— SET PROBLEM —
Print the whole listing exactly.

— GIVEN RECORDS —
=====

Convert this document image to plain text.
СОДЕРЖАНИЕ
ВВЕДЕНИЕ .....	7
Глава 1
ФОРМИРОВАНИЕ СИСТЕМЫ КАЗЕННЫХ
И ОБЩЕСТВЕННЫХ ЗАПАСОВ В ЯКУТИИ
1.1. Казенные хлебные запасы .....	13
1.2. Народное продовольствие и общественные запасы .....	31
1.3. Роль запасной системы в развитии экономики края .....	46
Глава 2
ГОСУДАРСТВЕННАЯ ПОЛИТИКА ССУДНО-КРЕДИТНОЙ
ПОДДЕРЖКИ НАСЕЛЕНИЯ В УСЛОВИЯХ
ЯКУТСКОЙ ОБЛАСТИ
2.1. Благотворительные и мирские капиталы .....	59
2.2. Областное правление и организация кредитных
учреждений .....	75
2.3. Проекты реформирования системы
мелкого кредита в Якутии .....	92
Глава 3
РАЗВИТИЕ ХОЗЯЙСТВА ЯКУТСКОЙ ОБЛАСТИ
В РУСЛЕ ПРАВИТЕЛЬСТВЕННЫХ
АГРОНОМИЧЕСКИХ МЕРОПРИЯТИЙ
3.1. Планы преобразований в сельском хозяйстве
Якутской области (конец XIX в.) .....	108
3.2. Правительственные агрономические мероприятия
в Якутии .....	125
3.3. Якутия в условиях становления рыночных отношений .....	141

=====

— THE ANSWER —
Convert this document image to plain text.
СОДЕРЖАНИЕ
ВВЕДЕНИЕ .....	7
Глава 1
ФОРМИРОВАНИЕ СИСТЕМЫ КАЗЕННЫХ
И ОБЩЕСТВЕННЫХ ЗАПАСОВ В ЯКУТИИ
1.1. Казенные хлебные запасы .....	13
1.2. Народное продовольствие и общественные запасы .....	31
1.3. Роль запасной системы в развитии экономики края .....	46
Глава 2
ГОСУДАРСТВЕННАЯ ПОЛИТИКА ССУДНО-КРЕДИТНОЙ
ПОДДЕРЖКИ НАСЕЛЕНИЯ В УСЛОВИЯХ
ЯКУТСКОЙ ОБЛАСТИ
2.1. Благотворительные и мирские капиталы .....	59
2.2. Областное правление и организация кредитных
учреждений .....	75
2.3. Проекты реформирования системы
мелкого кредита в Якутии .....	92
Глава 3
РАЗВИТИЕ ХОЗЯЙСТВА ЯКУТСКОЙ ОБЛАСТИ
В РУСЛЕ ПРАВИТЕЛЬСТВЕННЫХ
АГРОНОМИЧЕСКИХ МЕРОПРИЯТИЙ
3.1. Планы преобразований в сельском хозяйстве
Якутской области (конец XIX в.) .....	108
3.2. Правительственные агрономические мероприятия
в Якутии .....	125
3.3. Якутия в условиях становления рыночных отношений .....	141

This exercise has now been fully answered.